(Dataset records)
== == ==

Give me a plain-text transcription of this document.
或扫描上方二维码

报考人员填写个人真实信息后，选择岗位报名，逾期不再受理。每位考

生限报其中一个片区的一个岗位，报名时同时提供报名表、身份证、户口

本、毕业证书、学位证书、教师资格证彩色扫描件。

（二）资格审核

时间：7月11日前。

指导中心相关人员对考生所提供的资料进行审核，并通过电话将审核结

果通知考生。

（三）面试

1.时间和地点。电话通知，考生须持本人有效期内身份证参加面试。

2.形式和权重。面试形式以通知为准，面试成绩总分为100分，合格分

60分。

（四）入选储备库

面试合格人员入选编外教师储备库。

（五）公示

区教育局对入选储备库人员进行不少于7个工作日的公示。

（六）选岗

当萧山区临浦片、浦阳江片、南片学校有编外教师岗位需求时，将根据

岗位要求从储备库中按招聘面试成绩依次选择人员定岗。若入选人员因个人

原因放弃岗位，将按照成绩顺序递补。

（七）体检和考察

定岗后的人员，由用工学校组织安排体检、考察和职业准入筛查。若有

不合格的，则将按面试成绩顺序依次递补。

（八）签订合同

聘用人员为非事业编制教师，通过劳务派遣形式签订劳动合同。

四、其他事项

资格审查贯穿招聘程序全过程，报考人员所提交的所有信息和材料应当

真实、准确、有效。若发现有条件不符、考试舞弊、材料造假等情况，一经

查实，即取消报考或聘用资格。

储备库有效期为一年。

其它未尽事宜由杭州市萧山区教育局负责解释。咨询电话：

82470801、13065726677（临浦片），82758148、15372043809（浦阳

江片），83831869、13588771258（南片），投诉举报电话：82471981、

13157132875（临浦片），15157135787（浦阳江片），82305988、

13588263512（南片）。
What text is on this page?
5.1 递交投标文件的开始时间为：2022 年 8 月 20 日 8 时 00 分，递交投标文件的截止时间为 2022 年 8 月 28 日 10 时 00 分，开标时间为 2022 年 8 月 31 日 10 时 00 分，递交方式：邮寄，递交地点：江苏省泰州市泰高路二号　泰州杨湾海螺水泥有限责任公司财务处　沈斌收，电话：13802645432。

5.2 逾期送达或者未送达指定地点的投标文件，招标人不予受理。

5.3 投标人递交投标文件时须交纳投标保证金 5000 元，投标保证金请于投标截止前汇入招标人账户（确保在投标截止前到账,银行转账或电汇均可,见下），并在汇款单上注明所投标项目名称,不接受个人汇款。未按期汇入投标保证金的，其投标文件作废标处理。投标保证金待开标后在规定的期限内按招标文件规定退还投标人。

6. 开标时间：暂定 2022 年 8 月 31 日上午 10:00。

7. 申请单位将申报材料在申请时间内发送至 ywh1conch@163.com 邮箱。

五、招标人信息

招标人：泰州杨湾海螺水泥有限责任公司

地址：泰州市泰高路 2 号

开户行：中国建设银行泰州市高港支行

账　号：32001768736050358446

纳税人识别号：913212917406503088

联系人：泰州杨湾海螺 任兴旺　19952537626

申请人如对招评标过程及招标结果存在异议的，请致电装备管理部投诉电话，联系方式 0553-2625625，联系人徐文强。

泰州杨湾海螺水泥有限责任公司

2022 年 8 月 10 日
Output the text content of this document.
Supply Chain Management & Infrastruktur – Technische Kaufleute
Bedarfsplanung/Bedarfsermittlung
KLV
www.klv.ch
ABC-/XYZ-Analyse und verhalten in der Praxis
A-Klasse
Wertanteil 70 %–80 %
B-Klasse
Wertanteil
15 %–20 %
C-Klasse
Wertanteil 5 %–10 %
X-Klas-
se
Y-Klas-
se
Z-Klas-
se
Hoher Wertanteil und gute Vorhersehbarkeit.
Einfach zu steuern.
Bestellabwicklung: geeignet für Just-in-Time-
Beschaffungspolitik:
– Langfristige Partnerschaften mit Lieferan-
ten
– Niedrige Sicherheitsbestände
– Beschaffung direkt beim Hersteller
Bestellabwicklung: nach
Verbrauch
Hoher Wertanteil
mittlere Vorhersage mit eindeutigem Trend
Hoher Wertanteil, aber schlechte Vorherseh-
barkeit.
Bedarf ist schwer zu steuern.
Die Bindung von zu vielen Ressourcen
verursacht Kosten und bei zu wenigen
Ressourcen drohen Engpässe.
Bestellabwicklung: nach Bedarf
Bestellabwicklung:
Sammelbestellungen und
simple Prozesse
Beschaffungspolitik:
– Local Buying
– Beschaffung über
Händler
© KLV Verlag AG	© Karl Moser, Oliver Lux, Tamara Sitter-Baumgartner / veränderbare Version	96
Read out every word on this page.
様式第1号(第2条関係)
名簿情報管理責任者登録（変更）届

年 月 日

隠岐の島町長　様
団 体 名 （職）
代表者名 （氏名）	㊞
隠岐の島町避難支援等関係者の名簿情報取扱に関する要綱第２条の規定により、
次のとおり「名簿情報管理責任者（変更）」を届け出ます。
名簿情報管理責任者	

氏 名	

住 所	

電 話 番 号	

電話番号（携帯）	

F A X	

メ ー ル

== == ==

→ **Given problem**
Pull out each line of the records holding the string "nach".

→ **Correct response**
Bestellabwicklung: nach
Bestellabwicklung: nach Bedarf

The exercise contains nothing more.